## DIRECTIVE
Go through the material and pull out every line with the string "logos" in it.

#### INPUT ROWS ####

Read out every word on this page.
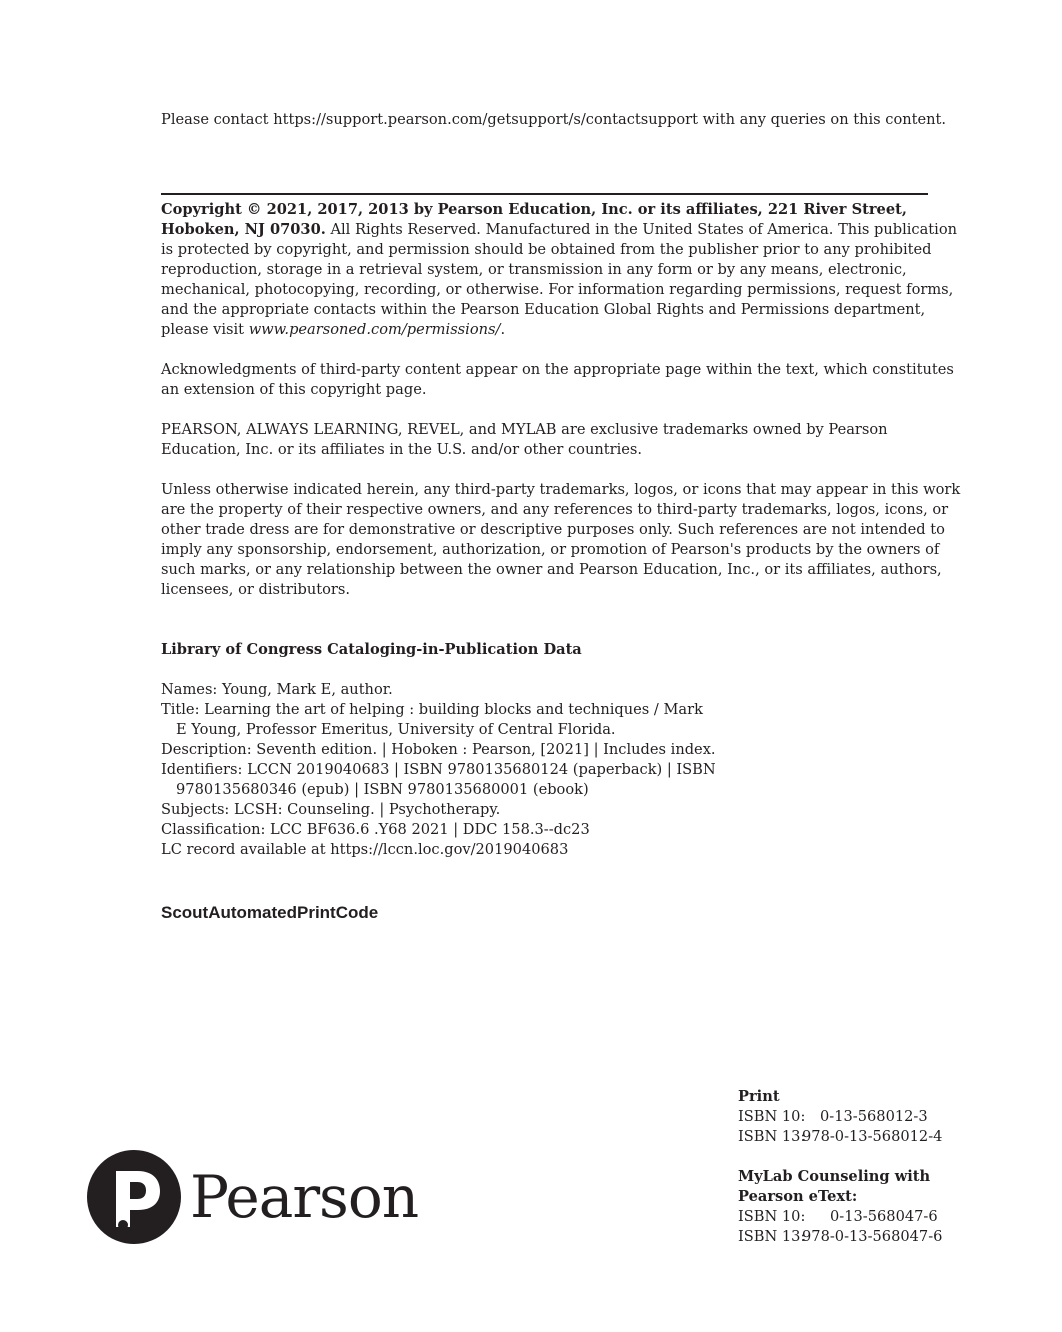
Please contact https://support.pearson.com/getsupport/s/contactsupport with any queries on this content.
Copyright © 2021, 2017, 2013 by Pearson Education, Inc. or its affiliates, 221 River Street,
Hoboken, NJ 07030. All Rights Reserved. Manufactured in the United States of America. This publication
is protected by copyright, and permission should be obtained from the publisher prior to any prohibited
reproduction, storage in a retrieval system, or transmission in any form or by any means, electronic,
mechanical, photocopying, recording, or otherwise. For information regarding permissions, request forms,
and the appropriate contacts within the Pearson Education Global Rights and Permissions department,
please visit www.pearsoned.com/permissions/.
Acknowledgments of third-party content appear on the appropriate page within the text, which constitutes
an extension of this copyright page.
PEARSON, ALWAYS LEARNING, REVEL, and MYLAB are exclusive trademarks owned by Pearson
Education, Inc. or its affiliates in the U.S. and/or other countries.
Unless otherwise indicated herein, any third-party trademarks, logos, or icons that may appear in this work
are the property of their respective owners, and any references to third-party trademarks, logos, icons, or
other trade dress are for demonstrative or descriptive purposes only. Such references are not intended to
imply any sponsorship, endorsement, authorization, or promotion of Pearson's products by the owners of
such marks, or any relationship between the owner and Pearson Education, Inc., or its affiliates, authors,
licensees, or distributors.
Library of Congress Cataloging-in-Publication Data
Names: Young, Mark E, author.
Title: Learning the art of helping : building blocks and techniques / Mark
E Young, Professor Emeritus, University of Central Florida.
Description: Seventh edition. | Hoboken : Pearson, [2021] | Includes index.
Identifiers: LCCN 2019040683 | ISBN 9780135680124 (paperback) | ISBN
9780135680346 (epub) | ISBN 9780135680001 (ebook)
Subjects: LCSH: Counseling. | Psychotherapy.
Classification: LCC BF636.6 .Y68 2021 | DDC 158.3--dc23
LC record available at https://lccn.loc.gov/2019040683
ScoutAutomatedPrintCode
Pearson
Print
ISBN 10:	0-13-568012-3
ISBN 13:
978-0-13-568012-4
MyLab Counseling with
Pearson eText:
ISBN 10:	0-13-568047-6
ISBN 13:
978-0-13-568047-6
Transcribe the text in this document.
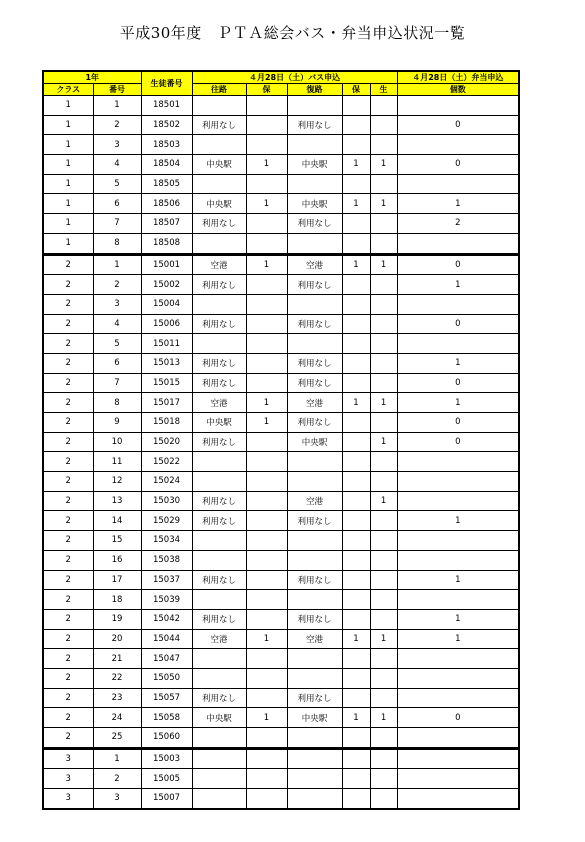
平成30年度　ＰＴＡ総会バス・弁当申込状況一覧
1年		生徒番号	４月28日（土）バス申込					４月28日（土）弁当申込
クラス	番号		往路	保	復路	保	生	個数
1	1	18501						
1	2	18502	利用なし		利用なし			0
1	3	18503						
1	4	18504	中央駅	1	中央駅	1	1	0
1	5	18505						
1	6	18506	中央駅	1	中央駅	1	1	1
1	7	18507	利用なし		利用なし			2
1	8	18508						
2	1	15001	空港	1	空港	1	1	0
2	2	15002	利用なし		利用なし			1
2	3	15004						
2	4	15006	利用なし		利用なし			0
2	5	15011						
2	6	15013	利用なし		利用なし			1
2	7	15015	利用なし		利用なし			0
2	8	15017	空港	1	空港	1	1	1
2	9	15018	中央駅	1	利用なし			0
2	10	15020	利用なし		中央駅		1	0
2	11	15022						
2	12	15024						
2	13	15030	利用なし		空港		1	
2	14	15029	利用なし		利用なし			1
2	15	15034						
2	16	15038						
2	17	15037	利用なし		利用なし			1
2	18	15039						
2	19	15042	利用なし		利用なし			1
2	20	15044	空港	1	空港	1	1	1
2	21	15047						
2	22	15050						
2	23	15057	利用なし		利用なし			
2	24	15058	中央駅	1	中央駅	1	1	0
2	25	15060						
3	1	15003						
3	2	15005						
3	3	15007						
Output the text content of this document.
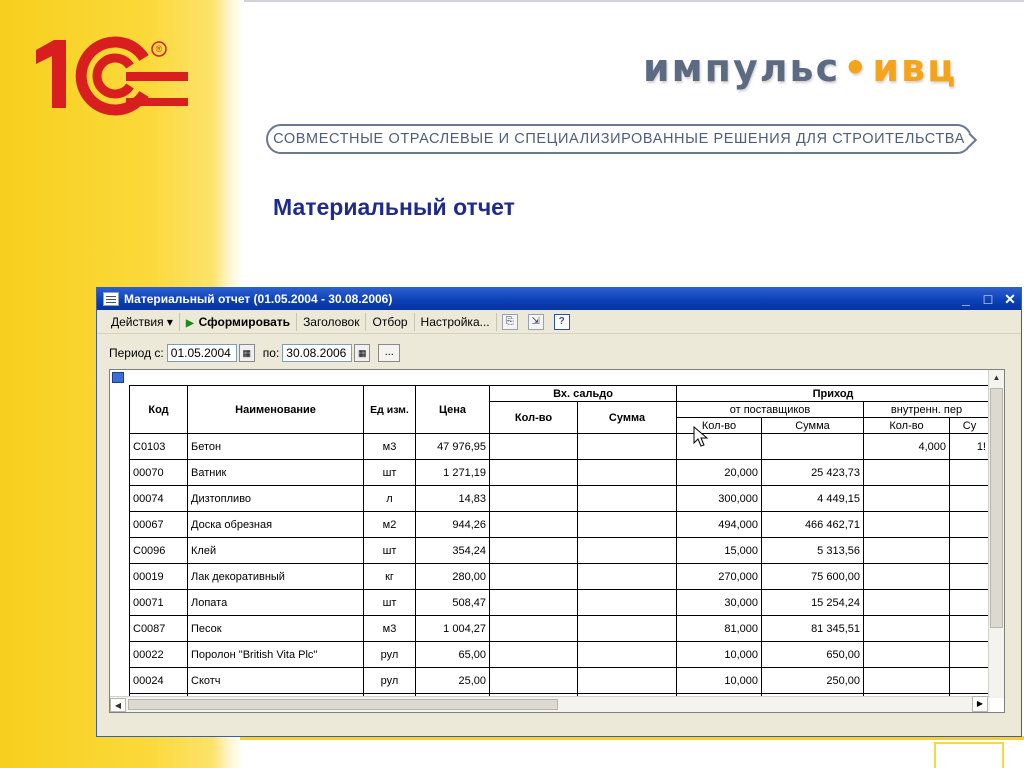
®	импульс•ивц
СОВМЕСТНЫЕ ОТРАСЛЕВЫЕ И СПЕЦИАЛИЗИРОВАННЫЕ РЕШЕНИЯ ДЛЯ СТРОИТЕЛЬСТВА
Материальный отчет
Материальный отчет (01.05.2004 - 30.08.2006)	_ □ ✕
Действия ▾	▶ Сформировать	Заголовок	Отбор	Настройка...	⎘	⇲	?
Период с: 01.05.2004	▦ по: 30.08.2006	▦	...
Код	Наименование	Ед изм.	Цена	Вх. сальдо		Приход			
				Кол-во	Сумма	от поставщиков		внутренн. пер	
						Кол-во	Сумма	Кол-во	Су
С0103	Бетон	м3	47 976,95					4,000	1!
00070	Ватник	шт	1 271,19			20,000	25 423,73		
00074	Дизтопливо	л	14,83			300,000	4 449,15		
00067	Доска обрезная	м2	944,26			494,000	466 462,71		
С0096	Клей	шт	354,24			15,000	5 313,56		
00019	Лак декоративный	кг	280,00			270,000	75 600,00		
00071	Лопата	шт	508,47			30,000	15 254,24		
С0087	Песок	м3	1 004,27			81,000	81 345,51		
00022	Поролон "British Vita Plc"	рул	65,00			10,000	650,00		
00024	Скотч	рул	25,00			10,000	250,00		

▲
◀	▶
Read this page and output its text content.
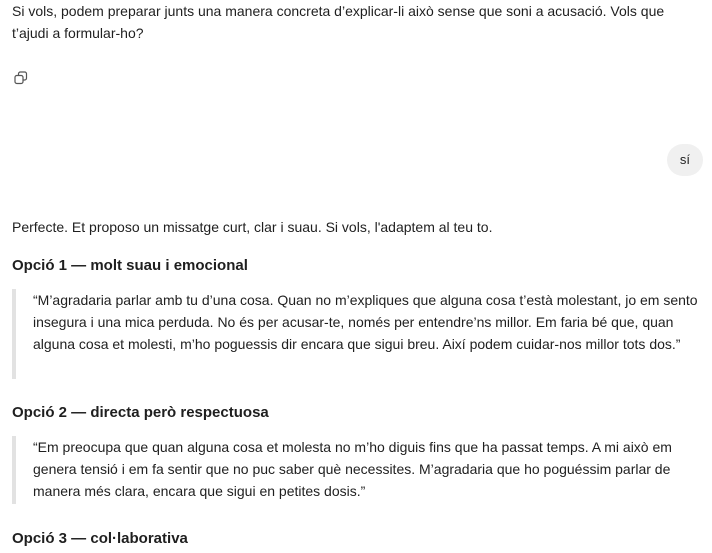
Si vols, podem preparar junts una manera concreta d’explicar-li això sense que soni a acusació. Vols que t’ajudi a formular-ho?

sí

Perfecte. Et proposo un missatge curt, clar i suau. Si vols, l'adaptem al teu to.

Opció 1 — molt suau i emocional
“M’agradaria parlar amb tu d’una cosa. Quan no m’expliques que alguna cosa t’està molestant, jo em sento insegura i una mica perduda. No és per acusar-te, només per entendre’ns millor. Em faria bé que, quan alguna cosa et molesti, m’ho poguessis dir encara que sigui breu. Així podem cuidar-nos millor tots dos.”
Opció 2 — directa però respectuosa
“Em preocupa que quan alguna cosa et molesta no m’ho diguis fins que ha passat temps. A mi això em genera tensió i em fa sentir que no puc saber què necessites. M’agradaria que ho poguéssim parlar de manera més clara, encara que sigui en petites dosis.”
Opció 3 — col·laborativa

####

## RESULT OF THIS TASK
Unless otherwise indicated herein, any third-party trademarks, logos, or icons that may appear in this work
are the property of their respective owners, and any references to third-party trademarks, logos, icons, or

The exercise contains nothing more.